**Given task**
Records follow. Pull out every line that contains "CONSTRUCCIÓN".

* BEGIN *

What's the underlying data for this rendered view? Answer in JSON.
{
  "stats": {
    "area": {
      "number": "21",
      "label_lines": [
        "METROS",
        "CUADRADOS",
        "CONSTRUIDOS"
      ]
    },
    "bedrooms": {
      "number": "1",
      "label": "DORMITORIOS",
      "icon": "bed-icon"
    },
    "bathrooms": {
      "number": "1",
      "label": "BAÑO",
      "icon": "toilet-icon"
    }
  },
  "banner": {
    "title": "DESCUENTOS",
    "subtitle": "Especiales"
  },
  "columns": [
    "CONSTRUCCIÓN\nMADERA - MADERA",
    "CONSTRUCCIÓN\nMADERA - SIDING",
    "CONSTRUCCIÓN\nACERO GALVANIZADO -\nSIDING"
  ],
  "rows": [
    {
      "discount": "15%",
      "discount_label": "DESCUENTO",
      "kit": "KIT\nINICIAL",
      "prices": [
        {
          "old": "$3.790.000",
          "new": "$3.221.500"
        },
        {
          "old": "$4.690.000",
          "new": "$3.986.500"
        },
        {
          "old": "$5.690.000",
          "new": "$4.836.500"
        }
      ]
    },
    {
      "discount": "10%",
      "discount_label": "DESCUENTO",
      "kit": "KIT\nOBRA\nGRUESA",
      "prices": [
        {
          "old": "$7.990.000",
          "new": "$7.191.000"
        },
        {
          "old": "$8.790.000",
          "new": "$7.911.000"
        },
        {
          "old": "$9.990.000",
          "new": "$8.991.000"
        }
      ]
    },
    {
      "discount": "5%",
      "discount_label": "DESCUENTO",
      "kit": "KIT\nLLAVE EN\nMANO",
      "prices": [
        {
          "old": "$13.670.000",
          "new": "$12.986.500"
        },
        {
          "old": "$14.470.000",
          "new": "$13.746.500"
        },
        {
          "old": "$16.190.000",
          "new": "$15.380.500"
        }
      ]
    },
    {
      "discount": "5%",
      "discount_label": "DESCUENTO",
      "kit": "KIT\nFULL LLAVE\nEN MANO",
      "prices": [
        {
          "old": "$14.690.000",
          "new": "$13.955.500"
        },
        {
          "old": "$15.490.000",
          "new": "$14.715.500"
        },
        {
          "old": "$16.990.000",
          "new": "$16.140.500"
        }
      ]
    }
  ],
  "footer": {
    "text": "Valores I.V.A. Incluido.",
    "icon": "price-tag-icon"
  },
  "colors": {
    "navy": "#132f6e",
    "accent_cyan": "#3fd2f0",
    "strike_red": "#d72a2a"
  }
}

* END *

**Response**
    "CONSTRUCCIÓN\nMADERA - MADERA",
    "CONSTRUCCIÓN\nMADERA - SIDING",
    "CONSTRUCCIÓN\nACERO GALVANIZADO -\nSIDING"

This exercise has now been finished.